In the entries below, rename every "recommendation-title" to "suggested-video-title" and reproduce the lines with nothing else changed. Omit the pictures from your answer.
— start of Source material —
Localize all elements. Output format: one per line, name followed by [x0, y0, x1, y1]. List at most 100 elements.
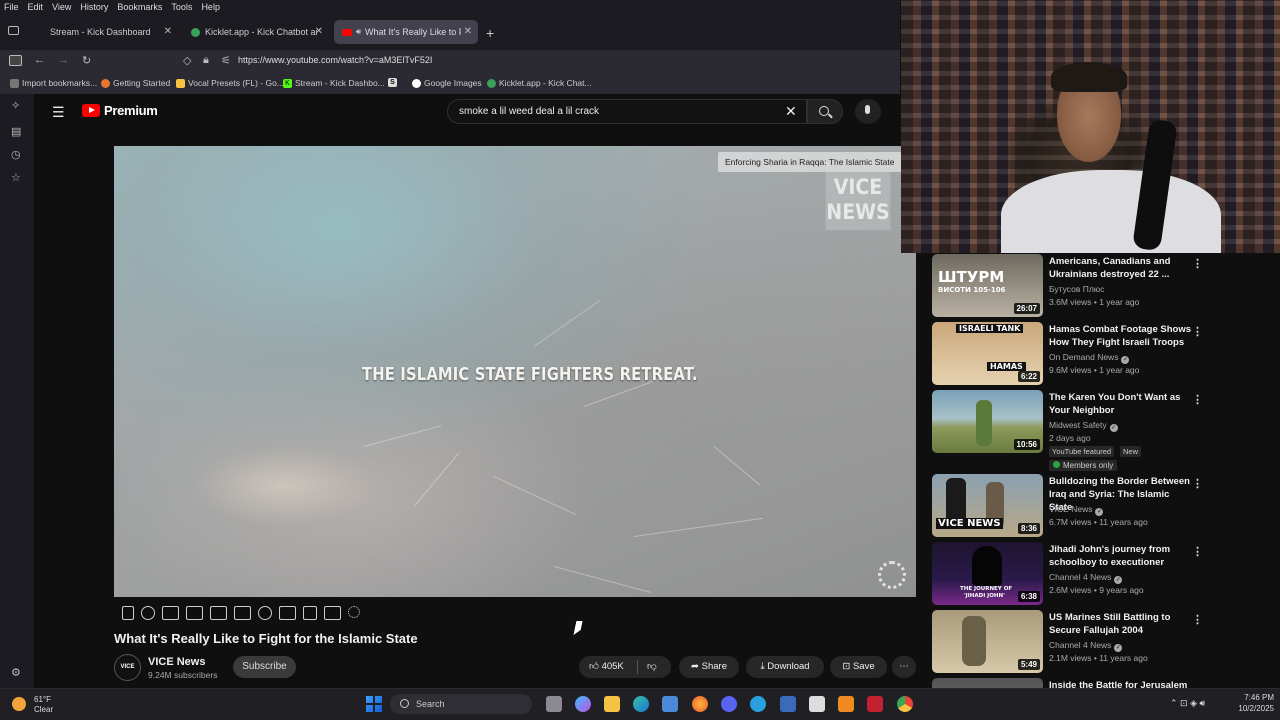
app-icon[interactable]	[809, 696, 825, 712]
tab-kicklet[interactable]: Kicklet.app - Kick Chatbot and C ✕	[183, 20, 329, 44]
more-options-icon[interactable]: ⋮	[1192, 257, 1203, 270]
tab-kick-dashboard[interactable]: Stream - Kick Dashboard ✕	[38, 20, 178, 44]
camera-icon[interactable]	[303, 606, 317, 620]
recommendation-title[interactable]: The Karen You Don't Want as Your Neighbo…	[1049, 391, 1191, 417]
info-card[interactable]: Enforcing Sharia in Raqqa: The Islamic S…	[718, 152, 919, 172]
recommendation-title[interactable]: Hamas Combat Footage Shows How They Figh…	[1049, 323, 1191, 349]
recommendation-title[interactable]: Jihadi John's journey from schoolboy to …	[1049, 543, 1191, 569]
bookmarks-star-icon[interactable]: ☆	[11, 171, 21, 184]
speed-icon[interactable]	[258, 606, 272, 620]
video-thumbnail[interactable]: THE JOURNEY OF 'JIHADI JOHN' 6:38	[932, 542, 1043, 605]
copilot-icon[interactable]	[575, 696, 591, 712]
url-field[interactable]: https://www.youtube.com/watch?v=aM3ElTvF…	[238, 55, 432, 65]
channel-avatar[interactable]: VICE News	[114, 654, 141, 695]
permissions-icon[interactable]: ⚟	[221, 54, 231, 67]
taskbar-search[interactable]: Search	[390, 694, 532, 714]
video-thumbnail[interactable]: ISRAELI TANK HAMAS 6:22	[932, 322, 1043, 385]
pip-icon[interactable]	[279, 606, 296, 620]
loop-icon[interactable]	[122, 606, 134, 620]
recommendation-item[interactable]: 5:49 US Marines Still Battling to Secure…	[932, 610, 1280, 674]
voice-search-button[interactable]	[855, 99, 881, 124]
recommendation-channel[interactable]: Бутусов Плюс	[1049, 284, 1104, 294]
settings-gear-icon[interactable]	[348, 606, 360, 618]
menu-icon[interactable]: ☰	[52, 104, 65, 121]
recommendation-title[interactable]: US Marines Still Battling to Secure Fall…	[1049, 611, 1191, 637]
menu-history[interactable]: History	[80, 2, 108, 12]
recommendation-item[interactable]: THE JOURNEY OF 'JIHADI JOHN' 6:38 Jihadi…	[932, 542, 1280, 606]
recommendation-item[interactable]: ISRAELI TANK HAMAS 6:22 Hamas Combat Foo…	[932, 322, 1280, 386]
reload-icon[interactable]: ↻	[82, 54, 91, 67]
more-options-icon[interactable]: ⋮	[1192, 477, 1203, 490]
app-icon[interactable]	[780, 696, 796, 712]
close-icon[interactable]: ✕	[464, 26, 472, 37]
more-options-icon[interactable]: ⋮	[1192, 545, 1203, 558]
clock[interactable]: 7:46 PM 10/2/2025	[1226, 692, 1274, 714]
task-view-icon[interactable]	[546, 696, 562, 712]
chrome-icon[interactable]	[897, 696, 913, 712]
filmstrip-icon[interactable]	[186, 606, 203, 620]
share-button[interactable]: ➦ Share	[679, 656, 739, 678]
like-button[interactable]: 👍︎ 405K	[589, 656, 624, 678]
clear-icon[interactable]: ✕	[785, 103, 797, 120]
menu-tools[interactable]: Tools	[171, 2, 192, 12]
ai-chatbot-icon[interactable]: ✧	[11, 99, 20, 112]
close-icon[interactable]: ✕	[164, 26, 172, 37]
bookmark-kick-dashboard[interactable]: K Stream - Kick Dashbo...	[283, 78, 385, 88]
youtube-logo[interactable]: Premium	[82, 103, 158, 118]
screenshot-icon[interactable]	[162, 606, 179, 620]
recommendation-channel[interactable]: Midwest Safety ✓	[1049, 420, 1118, 432]
recommendation-channel[interactable]: Channel 4 News ✓	[1049, 640, 1123, 652]
audio-icon[interactable]	[141, 606, 155, 620]
menu-edit[interactable]: Edit	[28, 2, 44, 12]
video-thumbnail[interactable]: 5:49	[932, 610, 1043, 673]
bookmark-kicklet[interactable]: Kicklet.app - Kick Chat...	[487, 78, 592, 88]
speaker-icon[interactable]: 🔊︎	[356, 27, 361, 37]
telegram-icon[interactable]	[750, 696, 766, 712]
channel-name[interactable]: VICE News	[148, 656, 205, 668]
synced-tabs-icon[interactable]: ▤	[11, 125, 21, 138]
search-input[interactable]: smoke a lil weed deal a lil crack	[447, 99, 807, 124]
bookmark-import[interactable]: Import bookmarks...	[10, 78, 97, 88]
save-button[interactable]: ⊡ Save	[830, 656, 887, 678]
tab-list-icon[interactable]	[8, 26, 19, 35]
tracking-shield-icon[interactable]: ◇	[183, 54, 191, 67]
recommendation-item[interactable]: VICE NEWS 8:36 Bulldozing the Border Bet…	[932, 474, 1280, 538]
search-button[interactable]	[807, 99, 843, 124]
miniplayer-icon[interactable]	[210, 606, 227, 620]
download-button[interactable]: ⤓ Download	[746, 656, 824, 678]
video-player[interactable]: THE ISLAMIC STATE FIGHTERS RETREAT. VICE…	[114, 146, 916, 597]
bookmark-vocal-presets[interactable]: Vocal Presets (FL) - Go...	[176, 78, 284, 88]
more-options-icon[interactable]: ⋮	[1192, 613, 1203, 626]
bookmark-getting-started[interactable]: Getting Started	[101, 78, 170, 88]
app-icon[interactable]	[867, 696, 883, 712]
video-thumbnail[interactable]: 10:56	[932, 390, 1043, 453]
system-tray[interactable]: ⌃ ⊡ ◈ 🔊︎	[1170, 698, 1205, 709]
back-icon[interactable]: ←	[34, 54, 45, 66]
close-icon[interactable]: ✕	[315, 26, 323, 37]
subscribe-button[interactable]: Subscribe	[233, 656, 296, 678]
bookmark-google-images[interactable]: Google Images	[412, 78, 482, 88]
dislike-button[interactable]: 👎︎	[647, 656, 657, 678]
vlc-icon[interactable]	[838, 696, 854, 712]
settings-gear-icon[interactable]: ⚙	[11, 666, 21, 679]
cinema-mode-icon[interactable]	[234, 606, 251, 620]
bookmark-s[interactable]: S	[388, 78, 397, 87]
menu-help[interactable]: Help	[201, 2, 220, 12]
video-thumbnail[interactable]: ШТУРМ ВИСОТИ 105-106 26:07	[932, 254, 1043, 317]
recommendation-channel[interactable]: Channel 4 News ✓	[1049, 572, 1123, 584]
menu-view[interactable]: View	[52, 2, 71, 12]
keyboard-icon[interactable]	[324, 606, 341, 620]
recommendation-channel[interactable]: VICE News ✓	[1049, 504, 1104, 516]
more-options-icon[interactable]: ⋮	[1192, 325, 1203, 338]
sidebar-toggle-icon[interactable]	[9, 55, 22, 66]
recommendation-title[interactable]: Americans, Canadians and Ukrainians dest…	[1049, 255, 1191, 281]
history-icon[interactable]: ◷	[11, 148, 21, 161]
windows-start-icon[interactable]	[366, 696, 382, 712]
firefox-icon[interactable]	[692, 696, 708, 712]
tab-youtube-video[interactable]: 🔊︎ What It's Really Like to Figh ✕	[334, 20, 478, 44]
new-tab-icon[interactable]: +	[486, 25, 494, 41]
more-options-icon[interactable]: ⋮	[1192, 393, 1203, 406]
menu-bookmarks[interactable]: Bookmarks	[117, 2, 162, 12]
recommendation-channel[interactable]: On Demand News ✓	[1049, 352, 1130, 364]
more-actions-button[interactable]: ⋯	[892, 656, 916, 678]
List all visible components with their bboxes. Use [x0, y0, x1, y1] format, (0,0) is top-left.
— end of Source material —
**The reply:**
Localize all elements. Output format: one per line, name followed by [x0, y0, x1, y1]. List at most 100 elements.
app-icon[interactable]	[809, 696, 825, 712]
tab-kicklet[interactable]: Kicklet.app - Kick Chatbot and C ✕	[183, 20, 329, 44]
more-options-icon[interactable]: ⋮	[1192, 257, 1203, 270]
tab-kick-dashboard[interactable]: Stream - Kick Dashboard ✕	[38, 20, 178, 44]
camera-icon[interactable]	[303, 606, 317, 620]
suggested-video-title[interactable]: The Karen You Don't Want as Your Neighbo…	[1049, 391, 1191, 417]
info-card[interactable]: Enforcing Sharia in Raqqa: The Islamic S…	[718, 152, 919, 172]
suggested-video-title[interactable]: Hamas Combat Footage Shows How They Figh…	[1049, 323, 1191, 349]
suggested-video-title[interactable]: Jihadi John's journey from schoolboy to …	[1049, 543, 1191, 569]
bookmarks-star-icon[interactable]: ☆	[11, 171, 21, 184]
speed-icon[interactable]	[258, 606, 272, 620]
video-thumbnail[interactable]: THE JOURNEY OF 'JIHADI JOHN' 6:38	[932, 542, 1043, 605]
copilot-icon[interactable]	[575, 696, 591, 712]
url-field[interactable]: https://www.youtube.com/watch?v=aM3ElTvF…	[238, 55, 432, 65]
channel-avatar[interactable]: VICE News	[114, 654, 141, 695]
permissions-icon[interactable]: ⚟	[221, 54, 231, 67]
taskbar-search[interactable]: Search	[390, 694, 532, 714]
video-thumbnail[interactable]: ISRAELI TANK HAMAS 6:22	[932, 322, 1043, 385]
pip-icon[interactable]	[279, 606, 296, 620]
loop-icon[interactable]	[122, 606, 134, 620]
recommendation-item[interactable]: 5:49 US Marines Still Battling to Secure…	[932, 610, 1280, 674]
voice-search-button[interactable]	[855, 99, 881, 124]
recommendation-channel[interactable]: Бутусов Плюс	[1049, 284, 1104, 294]
settings-gear-icon[interactable]	[348, 606, 360, 618]
menu-icon[interactable]: ☰	[52, 104, 65, 121]
suggested-video-title[interactable]: US Marines Still Battling to Secure Fall…	[1049, 611, 1191, 637]
menu-history[interactable]: History	[80, 2, 108, 12]
recommendation-item[interactable]: THE JOURNEY OF 'JIHADI JOHN' 6:38 Jihadi…	[932, 542, 1280, 606]
recommendation-item[interactable]: ISRAELI TANK HAMAS 6:22 Hamas Combat Foo…	[932, 322, 1280, 386]
reload-icon[interactable]: ↻	[82, 54, 91, 67]
more-options-icon[interactable]: ⋮	[1192, 477, 1203, 490]
app-icon[interactable]	[780, 696, 796, 712]
close-icon[interactable]: ✕	[464, 26, 472, 37]
more-options-icon[interactable]: ⋮	[1192, 545, 1203, 558]
clock[interactable]: 7:46 PM 10/2/2025	[1226, 692, 1274, 714]
task-view-icon[interactable]	[546, 696, 562, 712]
chrome-icon[interactable]	[897, 696, 913, 712]
filmstrip-icon[interactable]	[186, 606, 203, 620]
share-button[interactable]: ➦ Share	[679, 656, 739, 678]
like-button[interactable]: 👍︎ 405K	[589, 656, 624, 678]
clear-icon[interactable]: ✕	[785, 103, 797, 120]
menu-tools[interactable]: Tools	[171, 2, 192, 12]
ai-chatbot-icon[interactable]: ✧	[11, 99, 20, 112]
close-icon[interactable]: ✕	[164, 26, 172, 37]
bookmark-kick-dashboard[interactable]: K Stream - Kick Dashbo...	[283, 78, 385, 88]
youtube-logo[interactable]: Premium	[82, 103, 158, 118]
screenshot-icon[interactable]	[162, 606, 179, 620]
recommendation-channel[interactable]: Midwest Safety ✓	[1049, 420, 1118, 432]
recommendation-channel[interactable]: Channel 4 News ✓	[1049, 640, 1123, 652]
audio-icon[interactable]	[141, 606, 155, 620]
menu-edit[interactable]: Edit	[28, 2, 44, 12]
video-thumbnail[interactable]: 5:49	[932, 610, 1043, 673]
bookmark-kicklet[interactable]: Kicklet.app - Kick Chat...	[487, 78, 592, 88]
speaker-icon[interactable]: 🔊︎	[356, 27, 361, 37]
telegram-icon[interactable]	[750, 696, 766, 712]
channel-name[interactable]: VICE News	[148, 656, 205, 668]
synced-tabs-icon[interactable]: ▤	[11, 125, 21, 138]
search-input[interactable]: smoke a lil weed deal a lil crack	[447, 99, 807, 124]
bookmark-import[interactable]: Import bookmarks...	[10, 78, 97, 88]
save-button[interactable]: ⊡ Save	[830, 656, 887, 678]
tab-list-icon[interactable]	[8, 26, 19, 35]
tracking-shield-icon[interactable]: ◇	[183, 54, 191, 67]
recommendation-item[interactable]: VICE NEWS 8:36 Bulldozing the Border Bet…	[932, 474, 1280, 538]
search-button[interactable]	[807, 99, 843, 124]
miniplayer-icon[interactable]	[210, 606, 227, 620]
download-button[interactable]: ⤓ Download	[746, 656, 824, 678]
video-player[interactable]: THE ISLAMIC STATE FIGHTERS RETREAT. VICE…	[114, 146, 916, 597]
bookmark-vocal-presets[interactable]: Vocal Presets (FL) - Go...	[176, 78, 284, 88]
more-options-icon[interactable]: ⋮	[1192, 613, 1203, 626]
bookmark-getting-started[interactable]: Getting Started	[101, 78, 170, 88]
app-icon[interactable]	[867, 696, 883, 712]
video-thumbnail[interactable]: 10:56	[932, 390, 1043, 453]
system-tray[interactable]: ⌃ ⊡ ◈ 🔊︎	[1170, 698, 1205, 709]
back-icon[interactable]: ←	[34, 54, 45, 66]
close-icon[interactable]: ✕	[315, 26, 323, 37]
subscribe-button[interactable]: Subscribe	[233, 656, 296, 678]
bookmark-google-images[interactable]: Google Images	[412, 78, 482, 88]
dislike-button[interactable]: 👎︎	[647, 656, 657, 678]
vlc-icon[interactable]	[838, 696, 854, 712]
settings-gear-icon[interactable]: ⚙	[11, 666, 21, 679]
cinema-mode-icon[interactable]	[234, 606, 251, 620]
bookmark-s[interactable]: S	[388, 78, 397, 87]
menu-help[interactable]: Help	[201, 2, 220, 12]
video-thumbnail[interactable]: ШТУРМ ВИСОТИ 105-106 26:07	[932, 254, 1043, 317]
recommendation-channel[interactable]: Channel 4 News ✓	[1049, 572, 1123, 584]
menu-view[interactable]: View	[52, 2, 71, 12]
keyboard-icon[interactable]	[324, 606, 341, 620]
recommendation-channel[interactable]: VICE News ✓	[1049, 504, 1104, 516]
more-options-icon[interactable]: ⋮	[1192, 325, 1203, 338]
sidebar-toggle-icon[interactable]	[9, 55, 22, 66]
suggested-video-title[interactable]: Americans, Canadians and Ukrainians dest…	[1049, 255, 1191, 281]
history-icon[interactable]: ◷	[11, 148, 21, 161]
windows-start-icon[interactable]	[366, 696, 382, 712]
firefox-icon[interactable]	[692, 696, 708, 712]
tab-youtube-video[interactable]: 🔊︎ What It's Really Like to Figh ✕	[334, 20, 478, 44]
new-tab-icon[interactable]: +	[486, 25, 494, 41]
more-options-icon[interactable]: ⋮	[1192, 393, 1203, 406]
menu-bookmarks[interactable]: Bookmarks	[117, 2, 162, 12]
recommendation-channel[interactable]: On Demand News ✓	[1049, 352, 1130, 364]
more-actions-button[interactable]: ⋯	[892, 656, 916, 678]
List all visible components with their bboxes. Use [x0, y0, x1, y1] format, (0,0) is top-left.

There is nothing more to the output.